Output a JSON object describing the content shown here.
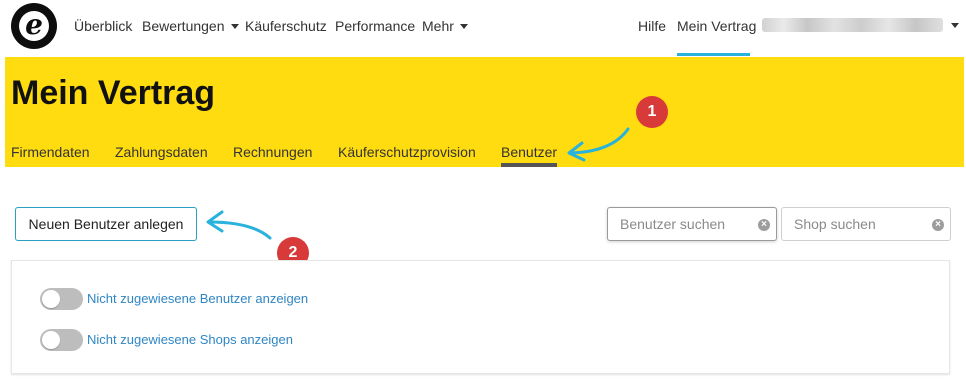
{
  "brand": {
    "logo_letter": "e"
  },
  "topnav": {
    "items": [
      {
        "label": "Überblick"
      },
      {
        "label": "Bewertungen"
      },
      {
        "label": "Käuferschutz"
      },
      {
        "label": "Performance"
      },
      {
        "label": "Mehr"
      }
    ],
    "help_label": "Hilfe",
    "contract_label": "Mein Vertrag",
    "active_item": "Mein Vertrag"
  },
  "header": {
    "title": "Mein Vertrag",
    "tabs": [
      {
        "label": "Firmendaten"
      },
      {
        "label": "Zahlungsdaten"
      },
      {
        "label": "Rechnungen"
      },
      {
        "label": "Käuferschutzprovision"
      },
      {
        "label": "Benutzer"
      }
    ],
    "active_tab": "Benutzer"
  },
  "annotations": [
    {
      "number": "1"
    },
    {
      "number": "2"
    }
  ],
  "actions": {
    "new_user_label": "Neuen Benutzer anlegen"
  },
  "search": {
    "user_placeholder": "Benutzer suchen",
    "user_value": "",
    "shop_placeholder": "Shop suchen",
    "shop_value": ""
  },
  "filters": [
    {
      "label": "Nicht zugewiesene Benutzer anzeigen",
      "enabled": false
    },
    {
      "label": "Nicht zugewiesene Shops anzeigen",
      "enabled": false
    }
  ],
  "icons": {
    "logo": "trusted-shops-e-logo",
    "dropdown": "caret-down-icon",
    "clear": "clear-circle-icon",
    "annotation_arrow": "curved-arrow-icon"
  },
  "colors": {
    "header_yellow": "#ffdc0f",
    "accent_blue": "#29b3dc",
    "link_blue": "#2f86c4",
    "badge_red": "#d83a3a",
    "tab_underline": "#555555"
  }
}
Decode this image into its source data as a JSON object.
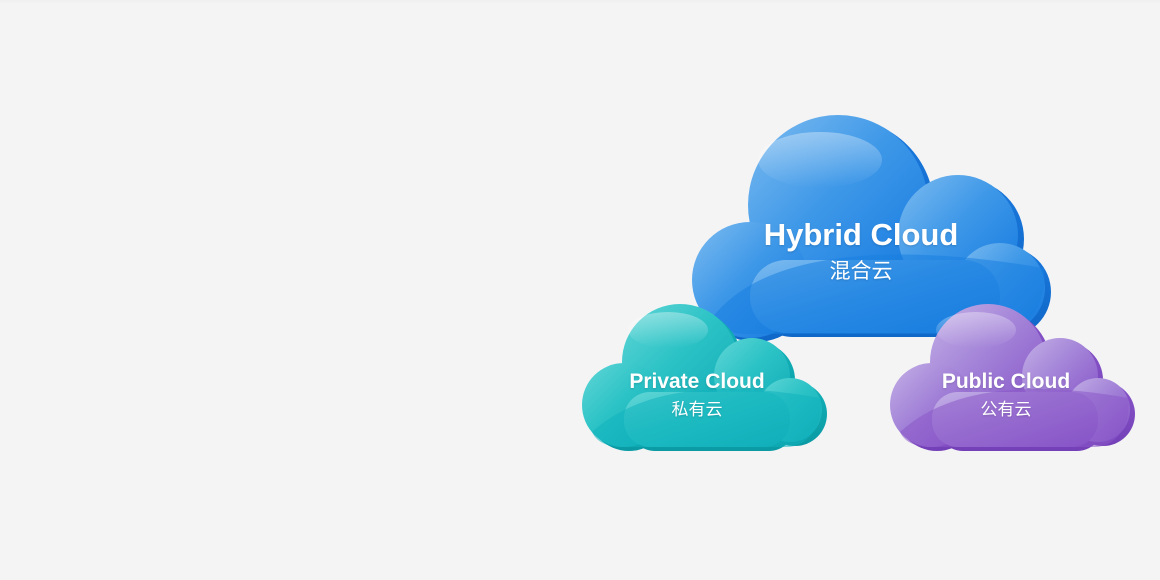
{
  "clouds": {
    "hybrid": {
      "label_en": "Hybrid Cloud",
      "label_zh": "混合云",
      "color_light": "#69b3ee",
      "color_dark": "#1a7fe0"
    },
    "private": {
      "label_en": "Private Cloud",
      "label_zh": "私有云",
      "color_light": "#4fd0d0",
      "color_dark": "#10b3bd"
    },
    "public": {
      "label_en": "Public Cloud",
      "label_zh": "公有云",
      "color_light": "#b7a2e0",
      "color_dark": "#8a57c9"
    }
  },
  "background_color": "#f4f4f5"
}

● Exercise
Omit the pictures and write out exactly the lines from the one containing "Decode this image" through the last line of the material.

● Completed exercise
Decode this image into its source data as a JSON object.
{
  "clouds": {
    "hybrid": {
      "label_en": "Hybrid Cloud",
      "label_zh": "混合云",
      "color_light": "#69b3ee",
      "color_dark": "#1a7fe0"
    },
    "private": {
      "label_en": "Private Cloud",
      "label_zh": "私有云",
      "color_light": "#4fd0d0",
      "color_dark": "#10b3bd"
    },
    "public": {
      "label_en": "Public Cloud",
      "label_zh": "公有云",
      "color_light": "#b7a2e0",
      "color_dark": "#8a57c9"
    }
  },
  "background_color": "#f4f4f5"
}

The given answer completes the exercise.